** start GIVEN ENTRIES **

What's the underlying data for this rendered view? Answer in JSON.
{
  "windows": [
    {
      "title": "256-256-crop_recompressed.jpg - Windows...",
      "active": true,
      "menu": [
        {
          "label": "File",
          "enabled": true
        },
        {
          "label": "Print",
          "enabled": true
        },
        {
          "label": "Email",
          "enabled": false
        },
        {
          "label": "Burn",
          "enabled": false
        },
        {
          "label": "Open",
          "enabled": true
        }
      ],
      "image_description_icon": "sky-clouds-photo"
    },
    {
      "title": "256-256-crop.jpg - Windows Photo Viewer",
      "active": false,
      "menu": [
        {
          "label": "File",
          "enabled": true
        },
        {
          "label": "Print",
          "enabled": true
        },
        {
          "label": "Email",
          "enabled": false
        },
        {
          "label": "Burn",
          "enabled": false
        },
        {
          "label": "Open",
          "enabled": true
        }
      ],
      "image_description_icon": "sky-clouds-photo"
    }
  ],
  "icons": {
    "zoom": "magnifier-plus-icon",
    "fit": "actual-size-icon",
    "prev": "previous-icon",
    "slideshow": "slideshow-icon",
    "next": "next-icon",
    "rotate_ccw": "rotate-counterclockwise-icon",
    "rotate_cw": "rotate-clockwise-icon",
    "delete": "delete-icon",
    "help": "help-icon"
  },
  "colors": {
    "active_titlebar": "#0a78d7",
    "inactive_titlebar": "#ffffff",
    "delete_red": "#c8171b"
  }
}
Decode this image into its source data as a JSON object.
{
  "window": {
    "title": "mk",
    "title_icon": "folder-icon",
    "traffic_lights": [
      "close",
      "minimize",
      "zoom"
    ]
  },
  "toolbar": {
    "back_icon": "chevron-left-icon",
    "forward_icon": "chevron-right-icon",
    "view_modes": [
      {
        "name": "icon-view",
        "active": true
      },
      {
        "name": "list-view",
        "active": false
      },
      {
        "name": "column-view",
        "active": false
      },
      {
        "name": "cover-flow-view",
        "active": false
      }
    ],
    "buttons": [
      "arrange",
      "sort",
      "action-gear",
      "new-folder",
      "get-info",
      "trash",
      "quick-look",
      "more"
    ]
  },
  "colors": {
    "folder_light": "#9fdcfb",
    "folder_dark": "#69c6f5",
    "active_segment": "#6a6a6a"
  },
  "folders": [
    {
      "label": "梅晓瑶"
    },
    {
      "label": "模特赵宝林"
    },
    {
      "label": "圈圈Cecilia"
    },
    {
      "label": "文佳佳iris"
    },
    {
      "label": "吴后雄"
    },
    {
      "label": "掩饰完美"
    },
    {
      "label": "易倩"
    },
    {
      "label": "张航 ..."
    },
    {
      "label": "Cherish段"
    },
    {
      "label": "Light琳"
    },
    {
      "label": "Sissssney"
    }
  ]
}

** end GIVEN ENTRIES **

## DIRECTIVE
State the count of lines holding the string "name" in the listing above, and nothing else.

## FINAL RESULT
4